THE EXERCISE:
Reproduce every line of the following records word for word, omitting the pictures.

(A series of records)
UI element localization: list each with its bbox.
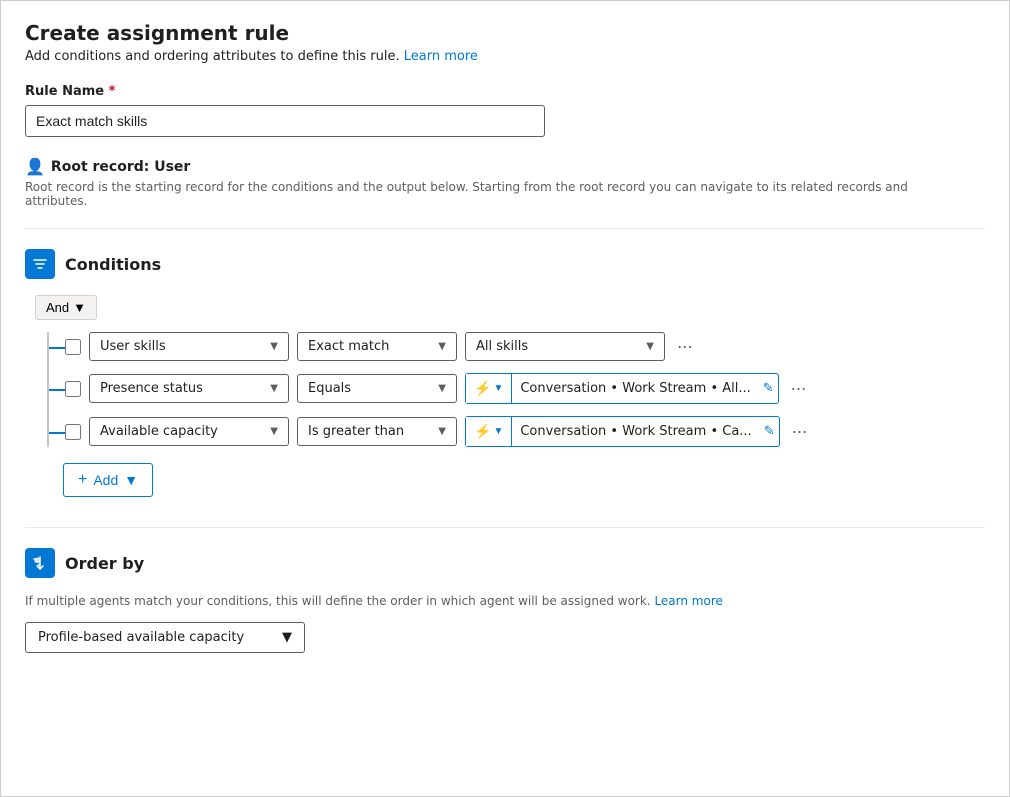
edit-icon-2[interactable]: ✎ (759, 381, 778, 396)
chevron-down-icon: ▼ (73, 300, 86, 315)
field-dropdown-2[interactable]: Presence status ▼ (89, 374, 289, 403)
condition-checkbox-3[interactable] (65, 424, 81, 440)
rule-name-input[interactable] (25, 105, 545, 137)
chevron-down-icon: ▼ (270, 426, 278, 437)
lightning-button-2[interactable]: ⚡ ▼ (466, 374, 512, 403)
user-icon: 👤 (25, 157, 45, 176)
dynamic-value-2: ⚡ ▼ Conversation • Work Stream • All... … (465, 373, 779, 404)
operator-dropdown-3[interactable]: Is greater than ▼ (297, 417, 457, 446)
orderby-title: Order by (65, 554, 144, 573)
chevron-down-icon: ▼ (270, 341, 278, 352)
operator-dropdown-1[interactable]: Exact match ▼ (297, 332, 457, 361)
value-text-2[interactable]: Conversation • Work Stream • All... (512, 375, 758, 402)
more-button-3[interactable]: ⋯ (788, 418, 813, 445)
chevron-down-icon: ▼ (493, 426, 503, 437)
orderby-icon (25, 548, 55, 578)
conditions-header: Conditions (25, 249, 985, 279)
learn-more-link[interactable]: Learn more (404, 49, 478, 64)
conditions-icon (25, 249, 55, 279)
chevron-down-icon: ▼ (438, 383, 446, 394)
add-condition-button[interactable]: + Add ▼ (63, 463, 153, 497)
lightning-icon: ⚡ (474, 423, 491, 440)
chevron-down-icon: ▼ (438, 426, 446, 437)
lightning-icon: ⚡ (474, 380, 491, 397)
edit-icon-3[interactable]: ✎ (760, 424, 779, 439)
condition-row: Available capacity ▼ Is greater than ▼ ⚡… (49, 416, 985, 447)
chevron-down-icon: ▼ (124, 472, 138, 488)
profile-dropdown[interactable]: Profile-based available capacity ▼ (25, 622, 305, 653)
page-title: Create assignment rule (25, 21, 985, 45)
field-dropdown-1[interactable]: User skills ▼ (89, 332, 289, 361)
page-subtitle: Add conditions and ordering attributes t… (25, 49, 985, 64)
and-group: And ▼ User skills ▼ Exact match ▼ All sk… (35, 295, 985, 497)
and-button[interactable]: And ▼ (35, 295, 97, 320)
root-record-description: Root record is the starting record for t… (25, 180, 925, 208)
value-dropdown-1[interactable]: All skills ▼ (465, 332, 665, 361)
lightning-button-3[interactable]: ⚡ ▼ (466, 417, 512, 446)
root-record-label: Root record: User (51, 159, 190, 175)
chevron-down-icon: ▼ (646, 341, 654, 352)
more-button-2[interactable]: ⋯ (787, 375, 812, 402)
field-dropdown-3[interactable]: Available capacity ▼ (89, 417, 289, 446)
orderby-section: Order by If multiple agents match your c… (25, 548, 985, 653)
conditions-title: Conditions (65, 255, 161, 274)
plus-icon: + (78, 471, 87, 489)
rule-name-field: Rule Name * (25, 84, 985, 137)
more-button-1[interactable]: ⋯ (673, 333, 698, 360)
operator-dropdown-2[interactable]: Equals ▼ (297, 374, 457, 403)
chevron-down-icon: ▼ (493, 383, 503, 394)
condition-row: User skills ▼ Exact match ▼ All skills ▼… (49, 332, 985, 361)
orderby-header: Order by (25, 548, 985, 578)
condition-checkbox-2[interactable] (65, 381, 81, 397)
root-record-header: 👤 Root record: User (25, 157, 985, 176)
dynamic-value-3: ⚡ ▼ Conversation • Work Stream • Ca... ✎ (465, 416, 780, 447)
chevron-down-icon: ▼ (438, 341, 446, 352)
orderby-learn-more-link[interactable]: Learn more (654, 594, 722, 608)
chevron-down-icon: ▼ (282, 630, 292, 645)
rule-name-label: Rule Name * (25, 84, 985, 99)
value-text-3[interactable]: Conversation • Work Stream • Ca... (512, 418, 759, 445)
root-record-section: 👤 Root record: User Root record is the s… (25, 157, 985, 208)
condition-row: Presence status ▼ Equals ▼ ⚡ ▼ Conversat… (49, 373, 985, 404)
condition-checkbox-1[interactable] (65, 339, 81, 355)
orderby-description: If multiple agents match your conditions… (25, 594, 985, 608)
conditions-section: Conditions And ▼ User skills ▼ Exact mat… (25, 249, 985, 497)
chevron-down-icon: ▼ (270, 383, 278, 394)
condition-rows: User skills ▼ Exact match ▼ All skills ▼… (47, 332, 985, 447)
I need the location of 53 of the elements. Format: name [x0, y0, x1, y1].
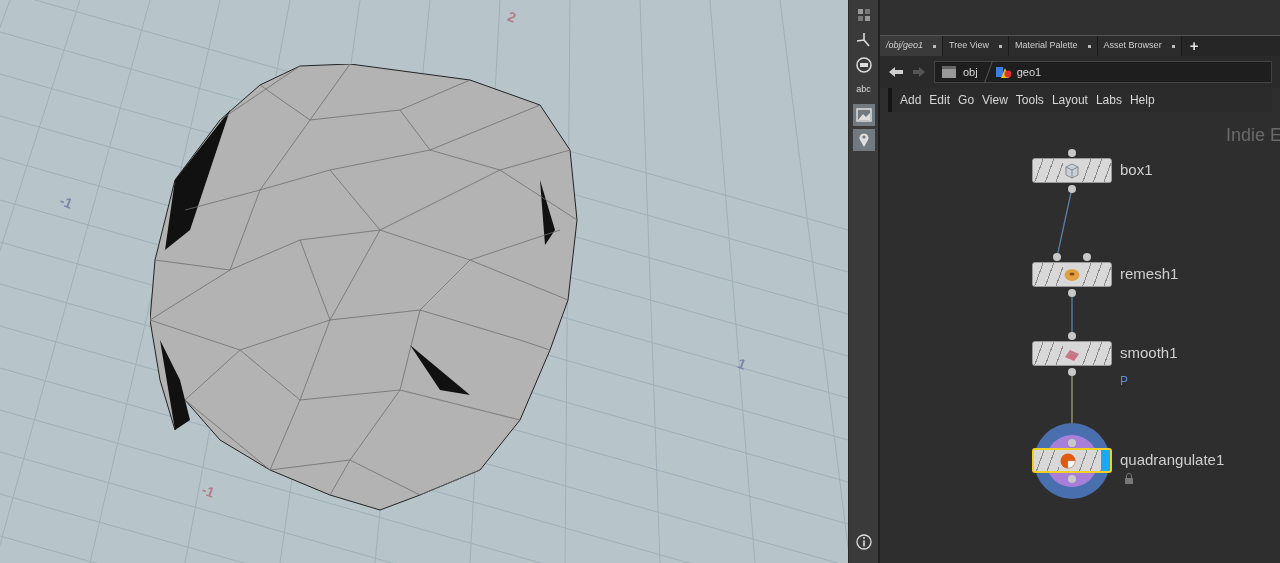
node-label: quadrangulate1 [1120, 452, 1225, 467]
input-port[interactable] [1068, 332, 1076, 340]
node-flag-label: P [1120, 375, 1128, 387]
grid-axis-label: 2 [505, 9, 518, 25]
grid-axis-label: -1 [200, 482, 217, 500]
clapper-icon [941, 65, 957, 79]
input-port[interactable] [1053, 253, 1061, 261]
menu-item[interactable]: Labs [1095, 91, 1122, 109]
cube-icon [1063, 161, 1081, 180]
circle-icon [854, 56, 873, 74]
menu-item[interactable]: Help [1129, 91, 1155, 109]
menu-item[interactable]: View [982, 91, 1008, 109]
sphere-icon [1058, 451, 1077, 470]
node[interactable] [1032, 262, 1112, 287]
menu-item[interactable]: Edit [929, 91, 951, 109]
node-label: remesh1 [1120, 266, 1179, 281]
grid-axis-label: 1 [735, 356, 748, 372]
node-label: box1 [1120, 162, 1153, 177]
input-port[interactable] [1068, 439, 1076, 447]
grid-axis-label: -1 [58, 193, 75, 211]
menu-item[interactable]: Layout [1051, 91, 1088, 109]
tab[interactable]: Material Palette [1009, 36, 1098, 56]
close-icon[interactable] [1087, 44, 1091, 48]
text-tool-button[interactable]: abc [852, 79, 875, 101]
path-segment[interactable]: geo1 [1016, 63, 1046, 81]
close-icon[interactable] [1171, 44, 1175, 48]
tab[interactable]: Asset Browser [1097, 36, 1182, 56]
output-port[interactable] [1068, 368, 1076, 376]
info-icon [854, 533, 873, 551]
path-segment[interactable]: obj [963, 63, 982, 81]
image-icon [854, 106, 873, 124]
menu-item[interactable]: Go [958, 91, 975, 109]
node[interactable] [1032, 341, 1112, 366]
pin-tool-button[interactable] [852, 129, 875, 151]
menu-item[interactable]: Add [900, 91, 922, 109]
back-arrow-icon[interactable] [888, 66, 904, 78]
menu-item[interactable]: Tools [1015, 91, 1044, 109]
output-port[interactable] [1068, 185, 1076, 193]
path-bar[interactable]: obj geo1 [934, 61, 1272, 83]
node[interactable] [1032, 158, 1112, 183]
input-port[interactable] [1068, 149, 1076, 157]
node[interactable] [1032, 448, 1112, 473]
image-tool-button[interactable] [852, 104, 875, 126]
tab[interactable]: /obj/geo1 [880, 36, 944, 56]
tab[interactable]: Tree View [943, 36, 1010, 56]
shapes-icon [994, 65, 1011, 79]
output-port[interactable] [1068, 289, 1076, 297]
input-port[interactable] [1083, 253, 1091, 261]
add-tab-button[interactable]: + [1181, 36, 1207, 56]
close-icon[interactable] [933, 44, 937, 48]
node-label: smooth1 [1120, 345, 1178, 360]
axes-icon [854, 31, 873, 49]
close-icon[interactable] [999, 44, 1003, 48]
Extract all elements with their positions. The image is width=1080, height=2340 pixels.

WRITTEN REPLY:
UI element localization: list each with its bbox.
edit-icon-2[interactable]: ✎ (759, 381, 778, 396)
chevron-down-icon: ▼ (73, 300, 86, 315)
field-dropdown-2[interactable]: Presence status ▼ (89, 374, 289, 403)
condition-checkbox-3[interactable] (65, 424, 81, 440)
rule-name-input[interactable] (25, 105, 545, 137)
chevron-down-icon: ▼ (270, 426, 278, 437)
lightning-button-2[interactable]: ⚡ ▼ (466, 374, 512, 403)
user-icon: 👤 (25, 157, 45, 176)
dynamic-value-2: ⚡ ▼ Conversation • Work Stream • All... … (465, 373, 779, 404)
operator-dropdown-3[interactable]: Is greater than ▼ (297, 417, 457, 446)
orderby-title: Order by (65, 554, 144, 573)
chevron-down-icon: ▼ (270, 341, 278, 352)
operator-dropdown-1[interactable]: Exact match ▼ (297, 332, 457, 361)
value-text-2[interactable]: Conversation • Work Stream • All... (512, 375, 758, 402)
more-button-3[interactable]: ⋯ (788, 418, 813, 445)
chevron-down-icon: ▼ (493, 426, 503, 437)
orderby-icon (25, 548, 55, 578)
conditions-header: Conditions (25, 249, 985, 279)
learn-more-link[interactable]: Learn more (404, 49, 478, 64)
conditions-icon (25, 249, 55, 279)
chevron-down-icon: ▼ (438, 383, 446, 394)
add-condition-button[interactable]: + Add ▼ (63, 463, 153, 497)
lightning-icon: ⚡ (474, 423, 491, 440)
chevron-down-icon: ▼ (438, 426, 446, 437)
lightning-icon: ⚡ (474, 380, 491, 397)
edit-icon-3[interactable]: ✎ (760, 424, 779, 439)
condition-row: Available capacity ▼ Is greater than ▼ ⚡… (49, 416, 985, 447)
chevron-down-icon: ▼ (124, 472, 138, 488)
profile-dropdown[interactable]: Profile-based available capacity ▼ (25, 622, 305, 653)
page-title: Create assignment rule (25, 21, 985, 45)
field-dropdown-1[interactable]: User skills ▼ (89, 332, 289, 361)
page-subtitle: Add conditions and ordering attributes t… (25, 49, 985, 64)
and-group: And ▼ User skills ▼ Exact match ▼ All sk… (35, 295, 985, 497)
and-button[interactable]: And ▼ (35, 295, 97, 320)
root-record-description: Root record is the starting record for t… (25, 180, 925, 208)
value-dropdown-1[interactable]: All skills ▼ (465, 332, 665, 361)
lightning-button-3[interactable]: ⚡ ▼ (466, 417, 512, 446)
root-record-label: Root record: User (51, 159, 190, 175)
chevron-down-icon: ▼ (646, 341, 654, 352)
more-button-2[interactable]: ⋯ (787, 375, 812, 402)
field-dropdown-3[interactable]: Available capacity ▼ (89, 417, 289, 446)
orderby-section: Order by If multiple agents match your c… (25, 548, 985, 653)
conditions-title: Conditions (65, 255, 161, 274)
plus-icon: + (78, 471, 87, 489)
rule-name-field: Rule Name * (25, 84, 985, 137)
more-button-1[interactable]: ⋯ (673, 333, 698, 360)
operator-dropdown-2[interactable]: Equals ▼ (297, 374, 457, 403)
chevron-down-icon: ▼ (493, 383, 503, 394)
condition-row: User skills ▼ Exact match ▼ All skills ▼… (49, 332, 985, 361)
orderby-header: Order by (25, 548, 985, 578)
condition-checkbox-2[interactable] (65, 381, 81, 397)
root-record-header: 👤 Root record: User (25, 157, 985, 176)
dynamic-value-3: ⚡ ▼ Conversation • Work Stream • Ca... ✎ (465, 416, 780, 447)
chevron-down-icon: ▼ (438, 341, 446, 352)
orderby-learn-more-link[interactable]: Learn more (654, 594, 722, 608)
chevron-down-icon: ▼ (282, 630, 292, 645)
rule-name-label: Rule Name * (25, 84, 985, 99)
value-text-3[interactable]: Conversation • Work Stream • Ca... (512, 418, 759, 445)
root-record-section: 👤 Root record: User Root record is the s… (25, 157, 985, 208)
condition-row: Presence status ▼ Equals ▼ ⚡ ▼ Conversat… (49, 373, 985, 404)
condition-checkbox-1[interactable] (65, 339, 81, 355)
orderby-description: If multiple agents match your conditions… (25, 594, 985, 608)
conditions-section: Conditions And ▼ User skills ▼ Exact mat… (25, 249, 985, 497)
chevron-down-icon: ▼ (270, 383, 278, 394)
condition-rows: User skills ▼ Exact match ▼ All skills ▼… (47, 332, 985, 447)
I need the location of 53 of the elements. Format: name [x0, y0, x1, y1].
node-label: quadrangulate1 [1120, 452, 1225, 467]
input-port[interactable] [1068, 332, 1076, 340]
node-flag-label: P [1120, 375, 1128, 387]
grid-axis-label: 2 [505, 9, 518, 25]
grid-axis-label: -1 [200, 482, 217, 500]
clapper-icon [941, 65, 957, 79]
input-port[interactable] [1053, 253, 1061, 261]
menu-item[interactable]: Labs [1095, 91, 1122, 109]
cube-icon [1063, 161, 1081, 180]
circle-icon [854, 56, 873, 74]
menu-item[interactable]: Help [1129, 91, 1155, 109]
menu-item[interactable]: View [982, 91, 1008, 109]
sphere-icon [1058, 451, 1077, 470]
node[interactable] [1032, 262, 1112, 287]
menu-item[interactable]: Edit [929, 91, 951, 109]
node-label: remesh1 [1120, 266, 1179, 281]
grid-axis-label: 1 [735, 356, 748, 372]
node-label: box1 [1120, 162, 1153, 177]
input-port[interactable] [1068, 439, 1076, 447]
grid-axis-label: -1 [58, 193, 75, 211]
menu-item[interactable]: Layout [1051, 91, 1088, 109]
tab[interactable]: Material Palette [1009, 36, 1098, 56]
close-icon[interactable] [1087, 44, 1091, 48]
text-tool-button[interactable]: abc [852, 79, 875, 101]
path-segment[interactable]: geo1 [1016, 63, 1046, 81]
close-icon[interactable] [1171, 44, 1175, 48]
tab[interactable]: Asset Browser [1097, 36, 1182, 56]
output-port[interactable] [1068, 368, 1076, 376]
info-icon [854, 533, 873, 551]
path-segment[interactable]: obj [963, 63, 982, 81]
image-icon [854, 106, 873, 124]
menu-item[interactable]: Go [958, 91, 975, 109]
node[interactable] [1032, 341, 1112, 366]
pin-tool-button[interactable] [852, 129, 875, 151]
menu-item[interactable]: Add [900, 91, 922, 109]
back-arrow-icon[interactable] [888, 66, 904, 78]
menu-item[interactable]: Tools [1015, 91, 1044, 109]
output-port[interactable] [1068, 185, 1076, 193]
path-bar[interactable]: obj geo1 [934, 61, 1272, 83]
node[interactable] [1032, 158, 1112, 183]
input-port[interactable] [1068, 149, 1076, 157]
node[interactable] [1032, 448, 1112, 473]
image-tool-button[interactable] [852, 104, 875, 126]
tab[interactable]: /obj/geo1 [880, 36, 944, 56]
tab[interactable]: Tree View [943, 36, 1010, 56]
shapes-icon [994, 65, 1011, 79]
output-port[interactable] [1068, 289, 1076, 297]
input-port[interactable] [1083, 253, 1091, 261]
add-tab-button[interactable]: + [1181, 36, 1207, 56]
close-icon[interactable] [933, 44, 937, 48]
node-label: smooth1 [1120, 345, 1178, 360]
axes-icon [854, 31, 873, 49]
close-icon[interactable] [999, 44, 1003, 48]
Extract all elements with their positions. The image is width=1080, height=2340 pixels.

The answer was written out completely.